- [GIVEN REQUEST]: Please write out the material below exactly as given.

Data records
start

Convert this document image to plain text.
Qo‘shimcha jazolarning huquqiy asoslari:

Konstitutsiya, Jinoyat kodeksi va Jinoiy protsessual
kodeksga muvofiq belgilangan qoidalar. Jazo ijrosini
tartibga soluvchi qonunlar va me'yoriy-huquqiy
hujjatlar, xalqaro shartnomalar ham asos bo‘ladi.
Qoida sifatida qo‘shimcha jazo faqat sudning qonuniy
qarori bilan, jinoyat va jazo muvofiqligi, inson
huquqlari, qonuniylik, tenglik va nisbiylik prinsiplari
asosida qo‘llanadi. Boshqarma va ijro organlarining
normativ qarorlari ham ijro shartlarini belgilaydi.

end

- [TASK OUTPUT]:
Convert this document image to plain text.
Qo‘shimcha jazolarning huquqiy asoslari:

Konstitutsiya, Jinoyat kodeksi va Jinoiy protsessual
kodeksga muvofiq belgilangan qoidalar. Jazo ijrosini
tartibga soluvchi qonunlar va me'yoriy-huquqiy
hujjatlar, xalqaro shartnomalar ham asos bo‘ladi.
Qoida sifatida qo‘shimcha jazo faqat sudning qonuniy
qarori bilan, jinoyat va jazo muvofiqligi, inson
huquqlari, qonuniylik, tenglik va nisbiylik prinsiplari
asosida qo‘llanadi. Boshqarma va ijro organlarining
normativ qarorlari ham ijro shartlarini belgilaydi.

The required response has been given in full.